<<<<

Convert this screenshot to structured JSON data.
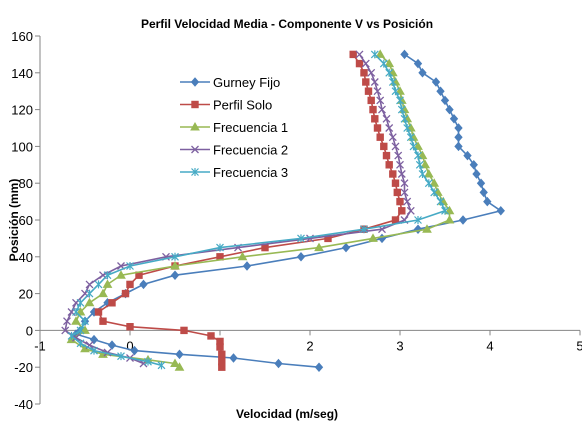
{
  "chart_data": {
    "type": "scatter",
    "title": "Perfil Velocidad Media - Componente V vs Posición",
    "xlabel": "Velocidad (m/seg)",
    "ylabel": "Posición (mm)",
    "xlim": [
      -1,
      5
    ],
    "ylim": [
      -40,
      160
    ],
    "xticks": [
      -1,
      0,
      1,
      2,
      3,
      4,
      5
    ],
    "yticks": [
      -40,
      -20,
      0,
      20,
      40,
      60,
      80,
      100,
      120,
      140,
      160
    ],
    "grid": false,
    "legend_position": "left-center",
    "series": [
      {
        "name": "Gurney Fijo",
        "color": "#4a7ebb",
        "marker": "diamond",
        "points": [
          [
            3.05,
            150
          ],
          [
            3.2,
            145
          ],
          [
            3.25,
            140
          ],
          [
            3.4,
            135
          ],
          [
            3.45,
            130
          ],
          [
            3.5,
            125
          ],
          [
            3.55,
            120
          ],
          [
            3.6,
            115
          ],
          [
            3.65,
            110
          ],
          [
            3.65,
            105
          ],
          [
            3.65,
            100
          ],
          [
            3.75,
            95
          ],
          [
            3.82,
            90
          ],
          [
            3.85,
            85
          ],
          [
            3.9,
            80
          ],
          [
            3.93,
            75
          ],
          [
            3.97,
            70
          ],
          [
            4.12,
            65
          ],
          [
            3.7,
            60
          ],
          [
            3.2,
            55
          ],
          [
            2.8,
            50
          ],
          [
            2.4,
            45
          ],
          [
            1.9,
            40
          ],
          [
            1.3,
            35
          ],
          [
            0.5,
            30
          ],
          [
            0.15,
            25
          ],
          [
            -0.05,
            20
          ],
          [
            -0.25,
            15
          ],
          [
            -0.4,
            10
          ],
          [
            -0.5,
            5
          ],
          [
            -0.55,
            0
          ],
          [
            -0.6,
            -2
          ],
          [
            -0.4,
            -5
          ],
          [
            -0.2,
            -8
          ],
          [
            0.05,
            -11
          ],
          [
            0.55,
            -13
          ],
          [
            1.15,
            -15
          ],
          [
            1.65,
            -18
          ],
          [
            2.1,
            -20
          ]
        ]
      },
      {
        "name": "Perfil Solo",
        "color": "#be4b48",
        "marker": "square",
        "points": [
          [
            2.48,
            150
          ],
          [
            2.55,
            145
          ],
          [
            2.6,
            140
          ],
          [
            2.62,
            135
          ],
          [
            2.65,
            130
          ],
          [
            2.68,
            125
          ],
          [
            2.7,
            120
          ],
          [
            2.72,
            115
          ],
          [
            2.75,
            110
          ],
          [
            2.78,
            105
          ],
          [
            2.82,
            100
          ],
          [
            2.85,
            95
          ],
          [
            2.88,
            90
          ],
          [
            2.92,
            85
          ],
          [
            2.95,
            80
          ],
          [
            2.97,
            75
          ],
          [
            3.0,
            70
          ],
          [
            3.02,
            65
          ],
          [
            2.95,
            60
          ],
          [
            2.6,
            55
          ],
          [
            2.2,
            50
          ],
          [
            1.5,
            45
          ],
          [
            1.0,
            40
          ],
          [
            0.5,
            35
          ],
          [
            0.1,
            30
          ],
          [
            0.0,
            25
          ],
          [
            -0.05,
            20
          ],
          [
            -0.2,
            15
          ],
          [
            -0.35,
            10
          ],
          [
            -0.3,
            5
          ],
          [
            0.0,
            2
          ],
          [
            0.6,
            0
          ],
          [
            0.9,
            -3
          ],
          [
            1.0,
            -6
          ],
          [
            1.0,
            -9
          ],
          [
            1.02,
            -13
          ],
          [
            1.02,
            -17
          ],
          [
            1.02,
            -20
          ]
        ]
      },
      {
        "name": "Frecuencia 1",
        "color": "#98b954",
        "marker": "triangle",
        "points": [
          [
            2.78,
            150
          ],
          [
            2.88,
            145
          ],
          [
            2.92,
            140
          ],
          [
            2.95,
            135
          ],
          [
            3.0,
            130
          ],
          [
            3.02,
            125
          ],
          [
            3.05,
            120
          ],
          [
            3.08,
            115
          ],
          [
            3.12,
            110
          ],
          [
            3.15,
            105
          ],
          [
            3.2,
            100
          ],
          [
            3.25,
            95
          ],
          [
            3.28,
            90
          ],
          [
            3.32,
            85
          ],
          [
            3.38,
            80
          ],
          [
            3.42,
            75
          ],
          [
            3.48,
            70
          ],
          [
            3.55,
            65
          ],
          [
            3.55,
            60
          ],
          [
            3.3,
            55
          ],
          [
            2.7,
            50
          ],
          [
            2.1,
            45
          ],
          [
            1.25,
            40
          ],
          [
            0.5,
            35
          ],
          [
            -0.1,
            30
          ],
          [
            -0.25,
            25
          ],
          [
            -0.3,
            20
          ],
          [
            -0.45,
            15
          ],
          [
            -0.55,
            10
          ],
          [
            -0.6,
            5
          ],
          [
            -0.5,
            0
          ],
          [
            -0.65,
            -5
          ],
          [
            -0.5,
            -10
          ],
          [
            -0.3,
            -13
          ],
          [
            0.2,
            -16
          ],
          [
            0.5,
            -18
          ],
          [
            0.55,
            -20
          ]
        ]
      },
      {
        "name": "Frecuencia 2",
        "color": "#7d60a0",
        "marker": "x",
        "points": [
          [
            2.55,
            150
          ],
          [
            2.62,
            145
          ],
          [
            2.68,
            140
          ],
          [
            2.72,
            135
          ],
          [
            2.75,
            130
          ],
          [
            2.78,
            125
          ],
          [
            2.8,
            120
          ],
          [
            2.85,
            115
          ],
          [
            2.88,
            110
          ],
          [
            2.92,
            105
          ],
          [
            2.95,
            100
          ],
          [
            2.98,
            95
          ],
          [
            3.0,
            90
          ],
          [
            3.02,
            85
          ],
          [
            3.05,
            80
          ],
          [
            3.05,
            75
          ],
          [
            3.08,
            70
          ],
          [
            3.12,
            65
          ],
          [
            3.05,
            60
          ],
          [
            2.8,
            55
          ],
          [
            2.0,
            50
          ],
          [
            1.2,
            45
          ],
          [
            0.4,
            40
          ],
          [
            -0.1,
            35
          ],
          [
            -0.3,
            30
          ],
          [
            -0.45,
            25
          ],
          [
            -0.5,
            20
          ],
          [
            -0.6,
            15
          ],
          [
            -0.65,
            10
          ],
          [
            -0.7,
            5
          ],
          [
            -0.72,
            0
          ],
          [
            -0.6,
            -4
          ],
          [
            -0.45,
            -8
          ],
          [
            -0.25,
            -12
          ],
          [
            0.0,
            -15
          ],
          [
            0.15,
            -18
          ]
        ]
      },
      {
        "name": "Frecuencia 3",
        "color": "#46aac5",
        "marker": "star",
        "points": [
          [
            2.72,
            150
          ],
          [
            2.82,
            145
          ],
          [
            2.88,
            140
          ],
          [
            2.92,
            135
          ],
          [
            2.95,
            130
          ],
          [
            3.0,
            125
          ],
          [
            3.02,
            120
          ],
          [
            3.05,
            115
          ],
          [
            3.08,
            110
          ],
          [
            3.12,
            105
          ],
          [
            3.15,
            100
          ],
          [
            3.2,
            95
          ],
          [
            3.22,
            90
          ],
          [
            3.25,
            85
          ],
          [
            3.32,
            80
          ],
          [
            3.38,
            75
          ],
          [
            3.45,
            70
          ],
          [
            3.5,
            65
          ],
          [
            3.2,
            60
          ],
          [
            2.6,
            55
          ],
          [
            1.9,
            50
          ],
          [
            1.0,
            45
          ],
          [
            0.5,
            40
          ],
          [
            0.0,
            35
          ],
          [
            -0.25,
            30
          ],
          [
            -0.35,
            25
          ],
          [
            -0.45,
            20
          ],
          [
            -0.55,
            15
          ],
          [
            -0.6,
            10
          ],
          [
            -0.5,
            5
          ],
          [
            -0.55,
            0
          ],
          [
            -0.65,
            -3
          ],
          [
            -0.55,
            -7
          ],
          [
            -0.4,
            -11
          ],
          [
            -0.1,
            -14
          ],
          [
            0.2,
            -17
          ],
          [
            0.35,
            -19
          ]
        ]
      }
    ]
  }
}
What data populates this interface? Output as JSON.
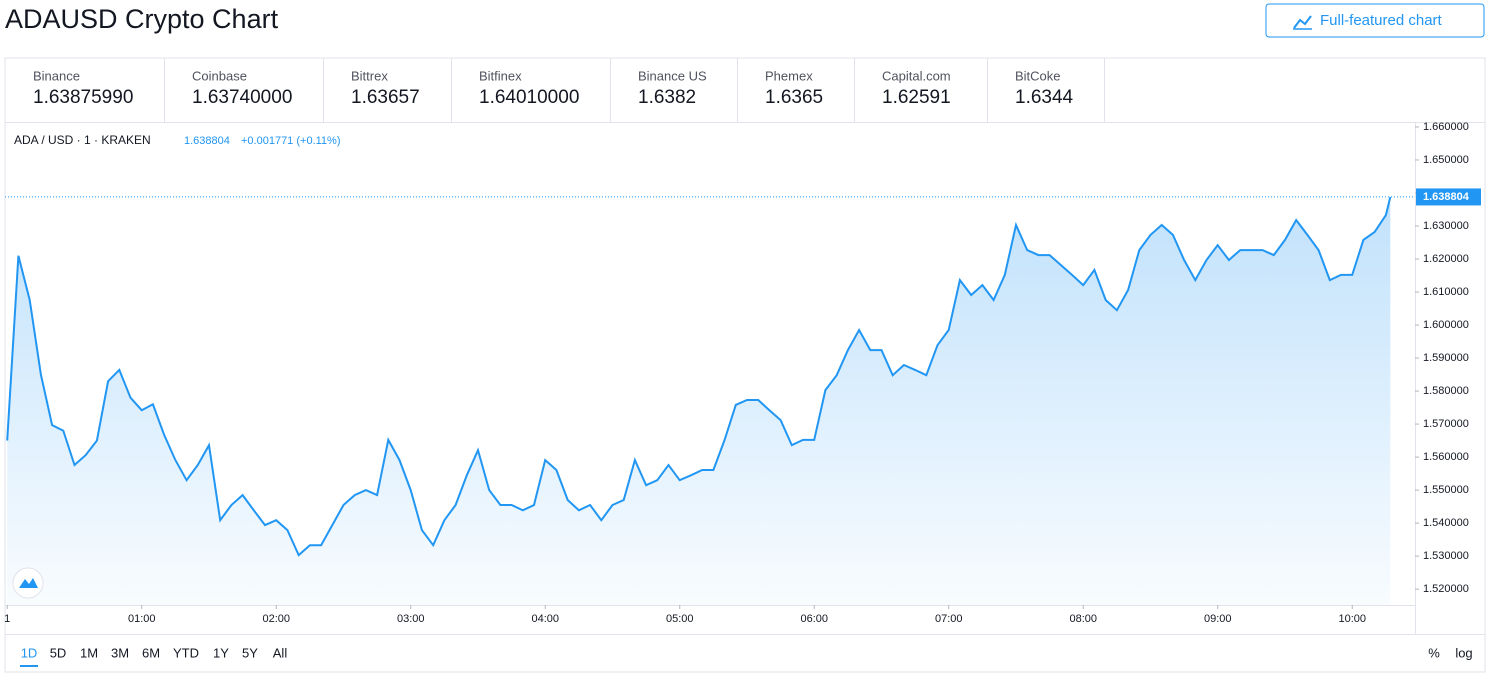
{
  "header": {
    "title": "ADAUSD Crypto Chart",
    "button": "Full-featured chart"
  },
  "exchanges": [
    {
      "name": "Binance",
      "price": "1.63875990"
    },
    {
      "name": "Coinbase",
      "price": "1.63740000"
    },
    {
      "name": "Bittrex",
      "price": "1.63657"
    },
    {
      "name": "Bitfinex",
      "price": "1.64010000"
    },
    {
      "name": "Binance US",
      "price": "1.6382"
    },
    {
      "name": "Phemex",
      "price": "1.6365"
    },
    {
      "name": "Capital.com",
      "price": "1.62591"
    },
    {
      "name": "BitCoke",
      "price": "1.6344"
    }
  ],
  "chart_data": {
    "type": "area",
    "symbol": "ADA / USD · 1 · KRAKEN",
    "last_price": 1.638804,
    "change": "+0.001771 (+0.11%)",
    "color": "#2196f3",
    "grid": false,
    "x": [
      0,
      5,
      10,
      15,
      20,
      25,
      30,
      35,
      40,
      45,
      50,
      55,
      60,
      65,
      70,
      75,
      80,
      85,
      90,
      95,
      100,
      105,
      110,
      115,
      120,
      125,
      130,
      135,
      140,
      145,
      150,
      155,
      160,
      165,
      170,
      175,
      180,
      185,
      190,
      195,
      200,
      205,
      210,
      215,
      220,
      225,
      230,
      235,
      240,
      245,
      250,
      255,
      260,
      265,
      270,
      275,
      280,
      285,
      290,
      295,
      300,
      305,
      310,
      315,
      320,
      325,
      330,
      335,
      340,
      345,
      350,
      355,
      360,
      365,
      370,
      375,
      380,
      385,
      390,
      395,
      400,
      405,
      410,
      415,
      420,
      425,
      430,
      435,
      440,
      445,
      450,
      455,
      460,
      465,
      470,
      475,
      480,
      485,
      490,
      495,
      500,
      505,
      510,
      515,
      520,
      525,
      530,
      535,
      540,
      545,
      550,
      555,
      560,
      565,
      570,
      575,
      580,
      585,
      590,
      595,
      600,
      605,
      610,
      615,
      617
    ],
    "values": [
      1.565,
      1.621,
      1.6076,
      1.585,
      1.5697,
      1.568,
      1.5576,
      1.5606,
      1.565,
      1.583,
      1.5864,
      1.578,
      1.5742,
      1.576,
      1.5667,
      1.5591,
      1.553,
      1.5576,
      1.5636,
      1.5409,
      1.5455,
      1.5485,
      1.5439,
      1.5394,
      1.5409,
      1.5379,
      1.5303,
      1.5333,
      1.5333,
      1.5394,
      1.5455,
      1.5485,
      1.55,
      1.5485,
      1.5652,
      1.5591,
      1.55,
      1.5379,
      1.5333,
      1.5409,
      1.5455,
      1.5545,
      1.5621,
      1.55,
      1.5455,
      1.5455,
      1.5439,
      1.5455,
      1.5591,
      1.5561,
      1.547,
      1.5439,
      1.5455,
      1.5409,
      1.5455,
      1.547,
      1.5591,
      1.5515,
      1.553,
      1.5576,
      1.553,
      1.5545,
      1.5561,
      1.5561,
      1.5652,
      1.5758,
      1.5773,
      1.5773,
      1.5742,
      1.5712,
      1.5636,
      1.5652,
      1.5652,
      1.5803,
      1.5848,
      1.5924,
      1.5985,
      1.5924,
      1.5924,
      1.5848,
      1.5879,
      1.5864,
      1.5848,
      1.5939,
      1.5985,
      1.6136,
      1.6091,
      1.6121,
      1.6076,
      1.6152,
      1.6303,
      1.6227,
      1.6212,
      1.6212,
      1.6182,
      1.6152,
      1.6121,
      1.6167,
      1.6076,
      1.6045,
      1.6106,
      1.6227,
      1.6273,
      1.6303,
      1.6273,
      1.6197,
      1.6136,
      1.6197,
      1.6242,
      1.6197,
      1.6227,
      1.6227,
      1.6227,
      1.6212,
      1.6258,
      1.6318,
      1.6273,
      1.6227,
      1.6136,
      1.6152,
      1.6152,
      1.6258,
      1.6282,
      1.6333,
      1.6388
    ],
    "xlim": [
      -1,
      628
    ],
    "xticks": [
      {
        "value": 0,
        "label": "1"
      },
      {
        "value": 60,
        "label": "01:00"
      },
      {
        "value": 120,
        "label": "02:00"
      },
      {
        "value": 180,
        "label": "03:00"
      },
      {
        "value": 240,
        "label": "04:00"
      },
      {
        "value": 300,
        "label": "05:00"
      },
      {
        "value": 360,
        "label": "06:00"
      },
      {
        "value": 420,
        "label": "07:00"
      },
      {
        "value": 480,
        "label": "08:00"
      },
      {
        "value": 540,
        "label": "09:00"
      },
      {
        "value": 600,
        "label": "10:00"
      }
    ],
    "ylim": [
      1.5152,
      1.6612
    ],
    "yticks": [
      {
        "value": 1.52,
        "label": "1.520000"
      },
      {
        "value": 1.53,
        "label": "1.530000"
      },
      {
        "value": 1.54,
        "label": "1.540000"
      },
      {
        "value": 1.55,
        "label": "1.550000"
      },
      {
        "value": 1.56,
        "label": "1.560000"
      },
      {
        "value": 1.57,
        "label": "1.570000"
      },
      {
        "value": 1.58,
        "label": "1.580000"
      },
      {
        "value": 1.59,
        "label": "1.590000"
      },
      {
        "value": 1.6,
        "label": "1.600000"
      },
      {
        "value": 1.61,
        "label": "1.610000"
      },
      {
        "value": 1.62,
        "label": "1.620000"
      },
      {
        "value": 1.63,
        "label": "1.630000"
      },
      {
        "value": 1.64,
        "label": "1.640000"
      },
      {
        "value": 1.65,
        "label": "1.650000"
      },
      {
        "value": 1.66,
        "label": "1.660000"
      }
    ]
  },
  "ranges": [
    "1D",
    "5D",
    "1M",
    "3M",
    "6M",
    "YTD",
    "1Y",
    "5Y",
    "All"
  ],
  "active_range": "1D",
  "scale_options": [
    "%",
    "log"
  ]
}
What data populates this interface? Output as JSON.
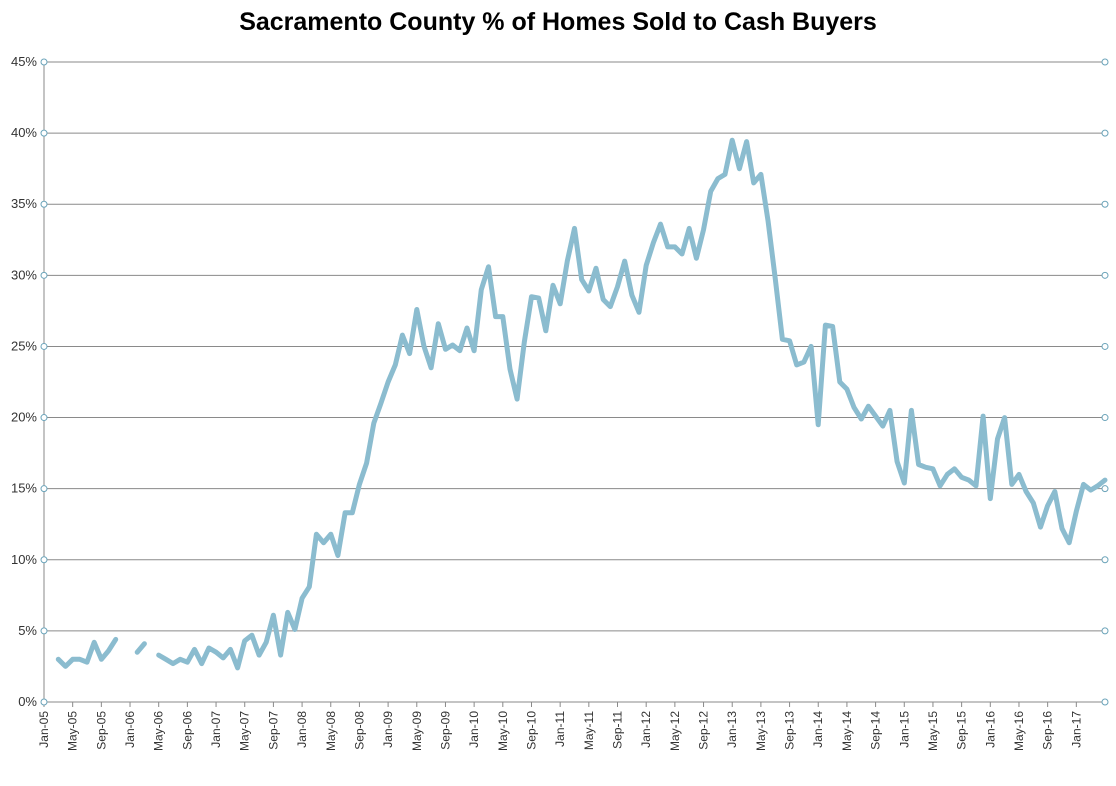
{
  "chart_data": {
    "type": "line",
    "title": "Sacramento County % of Homes Sold to Cash Buyers",
    "xlabel": "",
    "ylabel": "",
    "ylim": [
      0,
      45
    ],
    "yticks": [
      "0%",
      "5%",
      "10%",
      "15%",
      "20%",
      "25%",
      "30%",
      "35%",
      "40%",
      "45%"
    ],
    "ytick_values": [
      0,
      5,
      10,
      15,
      20,
      25,
      30,
      35,
      40,
      45
    ],
    "grid": true,
    "color": "#8bbccf",
    "xticks": [
      "Jan-05",
      "May-05",
      "Sep-05",
      "Jan-06",
      "May-06",
      "Sep-06",
      "Jan-07",
      "May-07",
      "Sep-07",
      "Jan-08",
      "May-08",
      "Sep-08",
      "Jan-09",
      "May-09",
      "Sep-09",
      "Jan-10",
      "May-10",
      "Sep-10",
      "Jan-11",
      "May-11",
      "Sep-11",
      "Jan-12",
      "May-12",
      "Sep-12",
      "Jan-13",
      "May-13",
      "Sep-13",
      "Jan-14",
      "May-14",
      "Sep-14",
      "Jan-15",
      "May-15",
      "Sep-15",
      "Jan-16",
      "May-16",
      "Sep-16",
      "Jan-17"
    ],
    "x_start": "Jan-05",
    "x_end": "Apr-17",
    "series": [
      {
        "values": [
          null,
          null,
          3.0,
          2.5,
          3.0,
          3.0,
          2.8,
          4.2,
          3.0,
          3.6,
          4.4,
          null,
          null,
          3.5,
          4.1,
          null,
          3.3,
          3.0,
          2.7,
          3.0,
          2.8,
          3.7,
          2.7,
          3.8,
          3.5,
          3.1,
          3.7,
          2.4,
          4.3,
          4.7,
          3.3,
          4.2,
          6.1,
          3.3,
          6.3,
          5.1,
          7.3,
          8.1,
          11.8,
          11.2,
          11.8,
          10.3,
          13.3,
          13.3,
          15.3,
          16.8,
          19.6,
          21.0,
          22.5,
          23.7,
          25.8,
          24.5,
          27.6,
          25.0,
          23.5,
          26.6,
          24.8,
          25.1,
          24.7,
          26.3,
          24.7,
          29.0,
          30.6,
          27.1,
          27.1,
          23.4,
          21.3,
          25.3,
          28.5,
          28.4,
          26.1,
          29.3,
          28.0,
          31.0,
          33.3,
          29.7,
          28.9,
          30.5,
          28.3,
          27.8,
          29.2,
          31.0,
          28.6,
          27.4,
          30.7,
          32.3,
          33.6,
          32.0,
          32.0,
          31.5,
          33.3,
          31.2,
          33.2,
          35.9,
          36.8,
          37.1,
          39.5,
          37.5,
          39.4,
          36.5,
          37.1,
          33.8,
          29.8,
          25.5,
          25.4,
          23.7,
          23.9,
          25.0,
          19.5,
          26.5,
          26.4,
          22.5,
          22.0,
          20.7,
          19.9,
          20.8,
          20.1,
          19.4,
          20.5,
          16.9,
          15.4,
          20.5,
          16.7,
          16.5,
          16.4,
          15.2,
          16.0,
          16.4,
          15.8,
          15.6,
          15.2,
          20.1,
          14.3,
          18.5,
          20.0,
          15.3,
          16.0,
          14.8,
          14.0,
          12.3,
          13.8,
          14.8,
          12.2,
          11.2,
          13.4,
          15.3,
          14.9,
          15.2,
          15.6
        ]
      }
    ]
  }
}
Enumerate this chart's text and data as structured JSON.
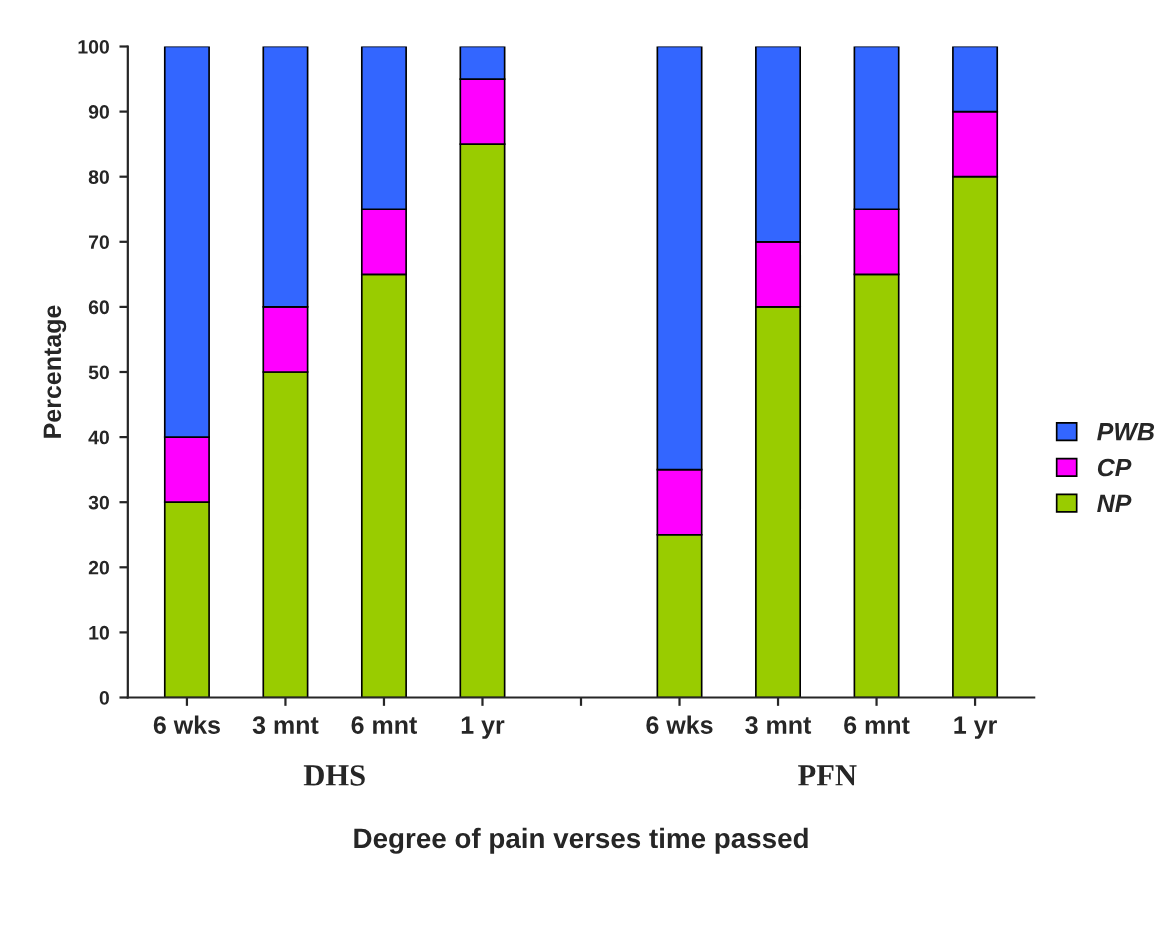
{
  "chart_data": {
    "type": "bar",
    "stacked": true,
    "categories": [
      "6 wks",
      "3 mnt",
      "6 mnt",
      "1 yr",
      null,
      "6 wks",
      "3 mnt",
      "6 mnt",
      "1 yr"
    ],
    "series": [
      {
        "name": "NP",
        "color": "#99cc00",
        "values": [
          30,
          50,
          65,
          85,
          null,
          25,
          60,
          65,
          80
        ]
      },
      {
        "name": "CP",
        "color": "#ff00ff",
        "values": [
          10,
          10,
          10,
          10,
          null,
          10,
          10,
          10,
          10
        ]
      },
      {
        "name": "PWB",
        "color": "#3366ff",
        "values": [
          60,
          40,
          25,
          5,
          null,
          65,
          30,
          25,
          10
        ]
      }
    ],
    "ylabel": "Percentage",
    "xlabel": "Degree of pain verses time passed",
    "annotations": [
      "DHS",
      "PFN"
    ],
    "ylim": [
      0,
      100
    ],
    "yticks": [
      0,
      10,
      20,
      30,
      40,
      50,
      60,
      70,
      80,
      90,
      100
    ],
    "grid": false,
    "legend": "right"
  }
}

>>>>

* Exercise directions: Lines containing the string "ylabel" are to be selected and copied.

* Output of the exercise:
    "ylabel": "Posición (mm)",
    "ylabel": "",
    "ylabel": "Percentage",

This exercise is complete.